Start of The input

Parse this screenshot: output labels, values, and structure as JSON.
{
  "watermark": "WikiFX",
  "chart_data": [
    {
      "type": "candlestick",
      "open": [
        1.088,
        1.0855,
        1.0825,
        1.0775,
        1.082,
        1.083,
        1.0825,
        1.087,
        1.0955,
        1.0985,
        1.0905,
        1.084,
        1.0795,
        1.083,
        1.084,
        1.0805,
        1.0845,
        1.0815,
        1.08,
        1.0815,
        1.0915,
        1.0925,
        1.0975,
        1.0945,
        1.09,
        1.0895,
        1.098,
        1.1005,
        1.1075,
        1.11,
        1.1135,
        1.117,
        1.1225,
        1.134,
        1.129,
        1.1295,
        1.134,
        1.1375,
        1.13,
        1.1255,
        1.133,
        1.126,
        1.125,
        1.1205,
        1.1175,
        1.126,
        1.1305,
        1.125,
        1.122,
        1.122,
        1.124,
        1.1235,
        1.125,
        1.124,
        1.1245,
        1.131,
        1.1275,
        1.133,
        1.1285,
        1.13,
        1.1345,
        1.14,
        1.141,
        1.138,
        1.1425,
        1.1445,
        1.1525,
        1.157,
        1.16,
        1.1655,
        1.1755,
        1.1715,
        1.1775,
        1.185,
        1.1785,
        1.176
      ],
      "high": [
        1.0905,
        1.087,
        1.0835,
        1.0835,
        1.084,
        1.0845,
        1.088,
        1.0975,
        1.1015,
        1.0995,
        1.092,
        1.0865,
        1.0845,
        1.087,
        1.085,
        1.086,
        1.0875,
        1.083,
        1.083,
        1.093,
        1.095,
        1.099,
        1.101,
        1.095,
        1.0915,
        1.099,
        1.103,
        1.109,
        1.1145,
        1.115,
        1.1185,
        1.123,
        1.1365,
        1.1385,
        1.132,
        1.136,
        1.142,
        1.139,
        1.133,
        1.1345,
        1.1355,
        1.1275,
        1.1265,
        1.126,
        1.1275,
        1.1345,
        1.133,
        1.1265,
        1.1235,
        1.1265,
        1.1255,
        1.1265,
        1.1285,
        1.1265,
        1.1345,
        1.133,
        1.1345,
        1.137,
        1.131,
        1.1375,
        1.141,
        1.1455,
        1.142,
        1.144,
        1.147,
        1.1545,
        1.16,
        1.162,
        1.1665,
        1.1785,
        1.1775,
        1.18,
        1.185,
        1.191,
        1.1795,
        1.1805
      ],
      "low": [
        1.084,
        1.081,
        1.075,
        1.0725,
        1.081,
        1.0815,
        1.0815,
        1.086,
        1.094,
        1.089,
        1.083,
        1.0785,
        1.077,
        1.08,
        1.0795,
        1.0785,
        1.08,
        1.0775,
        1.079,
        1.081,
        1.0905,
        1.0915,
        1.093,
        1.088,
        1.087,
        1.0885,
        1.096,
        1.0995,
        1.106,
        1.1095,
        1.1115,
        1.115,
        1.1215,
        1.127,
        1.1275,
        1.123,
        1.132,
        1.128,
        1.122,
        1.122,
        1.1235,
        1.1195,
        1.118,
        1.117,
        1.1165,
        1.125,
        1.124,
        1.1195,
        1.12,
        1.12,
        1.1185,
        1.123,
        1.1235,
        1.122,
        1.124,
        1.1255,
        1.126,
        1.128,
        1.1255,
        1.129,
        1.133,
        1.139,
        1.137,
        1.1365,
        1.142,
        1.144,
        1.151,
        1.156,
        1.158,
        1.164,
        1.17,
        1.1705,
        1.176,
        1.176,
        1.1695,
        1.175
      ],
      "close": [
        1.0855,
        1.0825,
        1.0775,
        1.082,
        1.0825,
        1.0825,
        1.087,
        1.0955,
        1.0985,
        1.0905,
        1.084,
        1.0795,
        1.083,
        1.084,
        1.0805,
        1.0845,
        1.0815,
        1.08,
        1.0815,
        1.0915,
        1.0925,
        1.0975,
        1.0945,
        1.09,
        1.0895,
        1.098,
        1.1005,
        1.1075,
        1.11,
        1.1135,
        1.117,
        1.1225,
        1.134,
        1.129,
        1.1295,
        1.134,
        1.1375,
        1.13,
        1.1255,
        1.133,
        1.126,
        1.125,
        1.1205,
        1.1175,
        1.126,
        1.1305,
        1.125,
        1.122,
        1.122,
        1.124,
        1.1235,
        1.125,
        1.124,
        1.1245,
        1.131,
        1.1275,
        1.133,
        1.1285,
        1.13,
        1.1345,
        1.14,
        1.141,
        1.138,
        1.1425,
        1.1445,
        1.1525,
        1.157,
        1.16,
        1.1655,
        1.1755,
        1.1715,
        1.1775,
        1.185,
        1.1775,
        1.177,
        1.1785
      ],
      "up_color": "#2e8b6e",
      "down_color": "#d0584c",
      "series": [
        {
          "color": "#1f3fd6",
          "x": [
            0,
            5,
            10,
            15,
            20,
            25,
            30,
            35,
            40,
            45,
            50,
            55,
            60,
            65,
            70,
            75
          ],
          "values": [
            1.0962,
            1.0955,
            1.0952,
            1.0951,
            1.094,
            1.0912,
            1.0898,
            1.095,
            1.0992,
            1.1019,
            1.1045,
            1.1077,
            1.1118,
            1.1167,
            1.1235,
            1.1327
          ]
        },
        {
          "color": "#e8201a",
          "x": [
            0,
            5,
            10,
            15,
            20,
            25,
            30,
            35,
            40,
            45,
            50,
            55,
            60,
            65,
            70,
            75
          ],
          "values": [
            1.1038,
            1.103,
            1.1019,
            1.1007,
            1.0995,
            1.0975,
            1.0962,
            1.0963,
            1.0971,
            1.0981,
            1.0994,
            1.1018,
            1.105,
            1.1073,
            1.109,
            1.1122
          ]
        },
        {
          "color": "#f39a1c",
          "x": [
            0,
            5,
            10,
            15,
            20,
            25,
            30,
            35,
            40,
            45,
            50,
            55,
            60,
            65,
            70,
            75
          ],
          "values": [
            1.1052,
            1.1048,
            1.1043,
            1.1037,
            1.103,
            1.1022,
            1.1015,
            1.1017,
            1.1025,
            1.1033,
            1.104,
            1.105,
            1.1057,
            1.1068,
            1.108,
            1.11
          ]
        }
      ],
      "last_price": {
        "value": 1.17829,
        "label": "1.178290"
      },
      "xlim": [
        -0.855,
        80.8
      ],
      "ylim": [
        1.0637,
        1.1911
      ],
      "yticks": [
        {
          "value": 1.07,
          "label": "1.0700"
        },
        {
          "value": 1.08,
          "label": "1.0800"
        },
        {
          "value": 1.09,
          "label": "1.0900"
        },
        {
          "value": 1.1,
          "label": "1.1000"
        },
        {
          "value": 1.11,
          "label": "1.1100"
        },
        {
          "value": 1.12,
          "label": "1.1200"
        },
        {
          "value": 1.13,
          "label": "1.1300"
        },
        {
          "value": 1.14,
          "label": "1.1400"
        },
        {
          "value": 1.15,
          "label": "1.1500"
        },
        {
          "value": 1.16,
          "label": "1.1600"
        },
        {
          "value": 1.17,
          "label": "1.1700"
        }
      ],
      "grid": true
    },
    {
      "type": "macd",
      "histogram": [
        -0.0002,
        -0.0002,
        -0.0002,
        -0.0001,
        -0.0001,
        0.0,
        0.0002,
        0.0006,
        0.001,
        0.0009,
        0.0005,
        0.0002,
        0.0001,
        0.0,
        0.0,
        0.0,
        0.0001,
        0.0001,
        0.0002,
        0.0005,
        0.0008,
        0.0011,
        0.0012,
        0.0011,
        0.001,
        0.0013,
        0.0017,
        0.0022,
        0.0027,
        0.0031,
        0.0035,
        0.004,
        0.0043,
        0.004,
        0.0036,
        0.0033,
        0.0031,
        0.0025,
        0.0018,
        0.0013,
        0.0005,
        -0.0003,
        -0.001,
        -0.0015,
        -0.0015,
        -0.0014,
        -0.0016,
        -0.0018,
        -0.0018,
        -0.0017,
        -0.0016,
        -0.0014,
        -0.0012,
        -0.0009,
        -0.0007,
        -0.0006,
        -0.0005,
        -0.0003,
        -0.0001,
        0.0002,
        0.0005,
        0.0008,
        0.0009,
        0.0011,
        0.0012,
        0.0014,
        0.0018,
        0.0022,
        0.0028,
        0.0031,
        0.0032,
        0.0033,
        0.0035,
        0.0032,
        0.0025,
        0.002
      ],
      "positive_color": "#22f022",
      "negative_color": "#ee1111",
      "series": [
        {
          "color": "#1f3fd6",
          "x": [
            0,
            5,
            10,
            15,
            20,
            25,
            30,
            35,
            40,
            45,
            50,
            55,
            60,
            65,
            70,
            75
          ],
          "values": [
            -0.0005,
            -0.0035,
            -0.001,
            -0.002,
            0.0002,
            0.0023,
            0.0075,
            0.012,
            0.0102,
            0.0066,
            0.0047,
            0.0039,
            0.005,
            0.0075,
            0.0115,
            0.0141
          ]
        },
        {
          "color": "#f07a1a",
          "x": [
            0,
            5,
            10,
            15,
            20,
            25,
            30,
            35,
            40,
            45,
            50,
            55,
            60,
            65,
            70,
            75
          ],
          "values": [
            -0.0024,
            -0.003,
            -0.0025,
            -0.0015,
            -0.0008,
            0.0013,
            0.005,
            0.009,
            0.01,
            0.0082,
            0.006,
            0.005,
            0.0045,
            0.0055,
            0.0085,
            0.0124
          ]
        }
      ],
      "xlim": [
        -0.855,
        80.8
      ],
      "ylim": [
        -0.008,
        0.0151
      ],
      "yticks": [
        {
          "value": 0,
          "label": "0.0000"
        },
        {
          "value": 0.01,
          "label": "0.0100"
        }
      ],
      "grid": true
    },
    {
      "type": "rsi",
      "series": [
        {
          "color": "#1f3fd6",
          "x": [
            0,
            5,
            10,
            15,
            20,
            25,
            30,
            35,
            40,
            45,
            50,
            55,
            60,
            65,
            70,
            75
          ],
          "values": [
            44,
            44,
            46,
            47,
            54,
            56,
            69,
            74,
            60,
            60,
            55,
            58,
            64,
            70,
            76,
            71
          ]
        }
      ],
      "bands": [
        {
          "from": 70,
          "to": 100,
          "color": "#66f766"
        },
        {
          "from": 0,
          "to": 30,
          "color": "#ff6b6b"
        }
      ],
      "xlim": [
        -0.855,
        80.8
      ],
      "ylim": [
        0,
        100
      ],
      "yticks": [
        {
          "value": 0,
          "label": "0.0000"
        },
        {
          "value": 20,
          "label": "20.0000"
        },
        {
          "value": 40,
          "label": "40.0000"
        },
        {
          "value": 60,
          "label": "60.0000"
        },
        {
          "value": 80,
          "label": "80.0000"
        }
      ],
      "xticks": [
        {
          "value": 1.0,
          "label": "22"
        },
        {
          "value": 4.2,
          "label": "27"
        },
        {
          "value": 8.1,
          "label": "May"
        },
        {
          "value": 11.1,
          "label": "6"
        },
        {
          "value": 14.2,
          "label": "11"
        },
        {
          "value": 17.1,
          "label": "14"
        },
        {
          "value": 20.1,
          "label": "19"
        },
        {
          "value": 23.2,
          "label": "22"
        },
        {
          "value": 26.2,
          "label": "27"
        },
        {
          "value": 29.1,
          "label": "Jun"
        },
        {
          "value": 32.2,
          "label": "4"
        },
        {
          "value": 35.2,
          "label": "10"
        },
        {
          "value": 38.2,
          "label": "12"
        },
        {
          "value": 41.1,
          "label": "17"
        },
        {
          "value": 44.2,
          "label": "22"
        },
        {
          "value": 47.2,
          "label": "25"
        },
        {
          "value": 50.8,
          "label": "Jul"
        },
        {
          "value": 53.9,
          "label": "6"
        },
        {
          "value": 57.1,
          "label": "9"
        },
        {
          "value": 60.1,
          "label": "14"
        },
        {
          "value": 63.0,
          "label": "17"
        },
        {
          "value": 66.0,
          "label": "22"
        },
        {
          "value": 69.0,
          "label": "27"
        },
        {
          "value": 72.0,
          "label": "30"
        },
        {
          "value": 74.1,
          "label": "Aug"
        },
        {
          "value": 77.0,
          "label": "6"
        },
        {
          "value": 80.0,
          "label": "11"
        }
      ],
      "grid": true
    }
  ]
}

End of The input

Which lines above contain "type"? Show each of them.

      "type": "candlestick",
      "type": "macd",
      "type": "rsi",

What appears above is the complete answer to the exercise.